* MATERIAL TO PROCESS
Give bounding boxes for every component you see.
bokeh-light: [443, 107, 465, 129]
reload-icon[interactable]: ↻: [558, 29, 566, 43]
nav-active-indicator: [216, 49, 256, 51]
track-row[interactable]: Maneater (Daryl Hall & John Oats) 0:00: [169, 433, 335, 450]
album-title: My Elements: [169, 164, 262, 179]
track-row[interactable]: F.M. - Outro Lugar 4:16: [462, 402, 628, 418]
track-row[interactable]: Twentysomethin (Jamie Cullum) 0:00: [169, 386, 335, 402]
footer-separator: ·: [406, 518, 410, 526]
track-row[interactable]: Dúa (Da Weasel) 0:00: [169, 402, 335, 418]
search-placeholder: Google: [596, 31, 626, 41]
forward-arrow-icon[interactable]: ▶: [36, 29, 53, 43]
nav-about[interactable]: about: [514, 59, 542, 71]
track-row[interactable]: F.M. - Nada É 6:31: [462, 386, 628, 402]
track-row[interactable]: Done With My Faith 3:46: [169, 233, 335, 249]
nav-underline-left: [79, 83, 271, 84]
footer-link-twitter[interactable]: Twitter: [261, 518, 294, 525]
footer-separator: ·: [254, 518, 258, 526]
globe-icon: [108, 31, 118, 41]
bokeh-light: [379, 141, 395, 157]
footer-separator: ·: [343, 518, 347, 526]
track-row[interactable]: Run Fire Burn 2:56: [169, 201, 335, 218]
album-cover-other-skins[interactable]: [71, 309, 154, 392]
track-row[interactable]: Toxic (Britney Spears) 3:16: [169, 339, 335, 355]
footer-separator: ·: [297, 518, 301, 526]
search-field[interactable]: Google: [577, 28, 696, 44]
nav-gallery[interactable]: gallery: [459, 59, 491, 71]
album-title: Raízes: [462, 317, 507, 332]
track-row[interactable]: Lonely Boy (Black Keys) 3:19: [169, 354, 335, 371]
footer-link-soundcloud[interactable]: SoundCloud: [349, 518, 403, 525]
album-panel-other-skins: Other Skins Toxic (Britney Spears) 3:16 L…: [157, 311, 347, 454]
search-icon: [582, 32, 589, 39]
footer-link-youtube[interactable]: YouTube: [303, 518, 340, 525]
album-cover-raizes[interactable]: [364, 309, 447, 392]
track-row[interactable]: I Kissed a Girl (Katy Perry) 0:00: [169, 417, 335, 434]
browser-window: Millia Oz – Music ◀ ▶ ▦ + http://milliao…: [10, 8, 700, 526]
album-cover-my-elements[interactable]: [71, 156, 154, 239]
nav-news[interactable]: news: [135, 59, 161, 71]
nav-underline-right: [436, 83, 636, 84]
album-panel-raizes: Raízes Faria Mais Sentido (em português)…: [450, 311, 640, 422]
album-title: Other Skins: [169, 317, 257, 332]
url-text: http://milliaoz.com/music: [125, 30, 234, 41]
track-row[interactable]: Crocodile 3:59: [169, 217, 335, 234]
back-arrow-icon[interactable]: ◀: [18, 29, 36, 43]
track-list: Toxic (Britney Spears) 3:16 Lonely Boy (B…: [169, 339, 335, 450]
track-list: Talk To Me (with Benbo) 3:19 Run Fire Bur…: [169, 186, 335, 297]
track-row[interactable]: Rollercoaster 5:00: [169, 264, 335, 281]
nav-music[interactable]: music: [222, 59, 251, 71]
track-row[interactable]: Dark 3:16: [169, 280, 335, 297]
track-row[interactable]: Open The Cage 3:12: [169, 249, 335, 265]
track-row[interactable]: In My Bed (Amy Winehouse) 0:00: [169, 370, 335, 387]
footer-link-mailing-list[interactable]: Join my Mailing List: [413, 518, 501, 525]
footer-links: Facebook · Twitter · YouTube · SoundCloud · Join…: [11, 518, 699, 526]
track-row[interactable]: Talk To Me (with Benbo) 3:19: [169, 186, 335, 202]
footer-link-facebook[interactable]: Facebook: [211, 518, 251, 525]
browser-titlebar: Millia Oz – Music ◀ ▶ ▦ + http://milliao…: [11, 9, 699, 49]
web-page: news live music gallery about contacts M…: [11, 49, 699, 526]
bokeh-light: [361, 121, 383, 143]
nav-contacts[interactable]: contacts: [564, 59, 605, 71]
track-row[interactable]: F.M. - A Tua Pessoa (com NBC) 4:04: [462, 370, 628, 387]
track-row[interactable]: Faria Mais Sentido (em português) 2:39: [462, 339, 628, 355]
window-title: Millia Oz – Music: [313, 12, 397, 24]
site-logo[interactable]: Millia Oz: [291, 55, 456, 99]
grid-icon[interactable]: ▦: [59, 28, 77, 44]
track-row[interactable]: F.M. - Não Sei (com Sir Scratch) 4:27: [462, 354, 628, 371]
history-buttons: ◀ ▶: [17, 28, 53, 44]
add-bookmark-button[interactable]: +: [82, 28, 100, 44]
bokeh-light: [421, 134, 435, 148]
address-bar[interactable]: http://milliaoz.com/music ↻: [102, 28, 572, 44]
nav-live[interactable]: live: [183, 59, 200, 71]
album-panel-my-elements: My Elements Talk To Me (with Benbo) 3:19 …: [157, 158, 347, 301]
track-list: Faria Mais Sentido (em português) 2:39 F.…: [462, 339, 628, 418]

* OBJECTIVE
Reproduce every line of the entries above verbatim, leaving nothing out and changing nothing.

* ANSWER FOR THIS EXERCISE
Give bounding boxes for every component you see.
bokeh-light: [443, 107, 465, 129]
reload-icon[interactable]: ↻: [558, 29, 566, 43]
nav-active-indicator: [216, 49, 256, 51]
track-row[interactable]: Maneater (Daryl Hall & John Oats) 0:00: [169, 433, 335, 450]
album-title: My Elements: [169, 164, 262, 179]
track-row[interactable]: F.M. - Outro Lugar 4:16: [462, 402, 628, 418]
track-row[interactable]: Twentysomethin (Jamie Cullum) 0:00: [169, 386, 335, 402]
footer-separator: ·: [406, 518, 410, 526]
track-row[interactable]: Dúa (Da Weasel) 0:00: [169, 402, 335, 418]
search-placeholder: Google: [596, 31, 626, 41]
forward-arrow-icon[interactable]: ▶: [36, 29, 53, 43]
nav-about[interactable]: about: [514, 59, 542, 71]
track-row[interactable]: F.M. - Nada É 6:31: [462, 386, 628, 402]
track-row[interactable]: Done With My Faith 3:46: [169, 233, 335, 249]
nav-underline-left: [79, 83, 271, 84]
footer-link-twitter[interactable]: Twitter: [261, 518, 294, 525]
footer-separator: ·: [254, 518, 258, 526]
globe-icon: [108, 31, 118, 41]
bokeh-light: [379, 141, 395, 157]
footer-separator: ·: [343, 518, 347, 526]
track-row[interactable]: Run Fire Burn 2:56: [169, 201, 335, 218]
album-cover-other-skins[interactable]: [71, 309, 154, 392]
track-row[interactable]: Toxic (Britney Spears) 3:16: [169, 339, 335, 355]
footer-separator: ·: [297, 518, 301, 526]
search-field[interactable]: Google: [577, 28, 696, 44]
nav-gallery[interactable]: gallery: [459, 59, 491, 71]
album-title: Raízes: [462, 317, 507, 332]
track-row[interactable]: Lonely Boy (Black Keys) 3:19: [169, 354, 335, 371]
footer-link-soundcloud[interactable]: SoundCloud: [349, 518, 403, 525]
album-panel-other-skins: Other Skins Toxic (Britney Spears) 3:16 L…: [157, 311, 347, 454]
search-icon: [582, 32, 589, 39]
footer-link-youtube[interactable]: YouTube: [303, 518, 340, 525]
album-cover-raizes[interactable]: [364, 309, 447, 392]
track-row[interactable]: I Kissed a Girl (Katy Perry) 0:00: [169, 417, 335, 434]
browser-window: Millia Oz – Music ◀ ▶ ▦ + http://milliao…: [10, 8, 700, 526]
album-cover-my-elements[interactable]: [71, 156, 154, 239]
nav-news[interactable]: news: [135, 59, 161, 71]
nav-underline-right: [436, 83, 636, 84]
album-panel-raizes: Raízes Faria Mais Sentido (em português)…: [450, 311, 640, 422]
album-title: Other Skins: [169, 317, 257, 332]
url-text: http://milliaoz.com/music: [125, 30, 234, 41]
track-row[interactable]: Crocodile 3:59: [169, 217, 335, 234]
back-arrow-icon[interactable]: ◀: [18, 29, 36, 43]
track-list: Toxic (Britney Spears) 3:16 Lonely Boy (B…: [169, 339, 335, 450]
track-list: Talk To Me (with Benbo) 3:19 Run Fire Bur…: [169, 186, 335, 297]
track-row[interactable]: Rollercoaster 5:00: [169, 264, 335, 281]
nav-music[interactable]: music: [222, 59, 251, 71]
track-row[interactable]: Dark 3:16: [169, 280, 335, 297]
track-row[interactable]: Open The Cage 3:12: [169, 249, 335, 265]
track-row[interactable]: In My Bed (Amy Winehouse) 0:00: [169, 370, 335, 387]
footer-link-mailing-list[interactable]: Join my Mailing List: [413, 518, 501, 525]
footer-links: Facebook · Twitter · YouTube · SoundCloud · Join…: [11, 518, 699, 526]
track-row[interactable]: Talk To Me (with Benbo) 3:19: [169, 186, 335, 202]
footer-link-facebook[interactable]: Facebook: [211, 518, 251, 525]
browser-titlebar: Millia Oz – Music ◀ ▶ ▦ + http://milliao…: [11, 9, 699, 49]
web-page: news live music gallery about contacts M…: [11, 49, 699, 526]
bokeh-light: [361, 121, 383, 143]
nav-contacts[interactable]: contacts: [564, 59, 605, 71]
track-row[interactable]: F.M. - A Tua Pessoa (com NBC) 4:04: [462, 370, 628, 387]
track-row[interactable]: Faria Mais Sentido (em português) 2:39: [462, 339, 628, 355]
window-title: Millia Oz – Music: [313, 12, 397, 24]
site-logo[interactable]: Millia Oz: [291, 55, 456, 99]
grid-icon[interactable]: ▦: [59, 28, 77, 44]
track-row[interactable]: F.M. - Não Sei (com Sir Scratch) 4:27: [462, 354, 628, 371]
history-buttons: ◀ ▶: [17, 28, 53, 44]
add-bookmark-button[interactable]: +: [82, 28, 100, 44]
bokeh-light: [421, 134, 435, 148]
address-bar[interactable]: http://milliaoz.com/music ↻: [102, 28, 572, 44]
nav-live[interactable]: live: [183, 59, 200, 71]
album-panel-my-elements: My Elements Talk To Me (with Benbo) 3:19 …: [157, 158, 347, 301]
track-list: Faria Mais Sentido (em português) 2:39 F.…: [462, 339, 628, 418]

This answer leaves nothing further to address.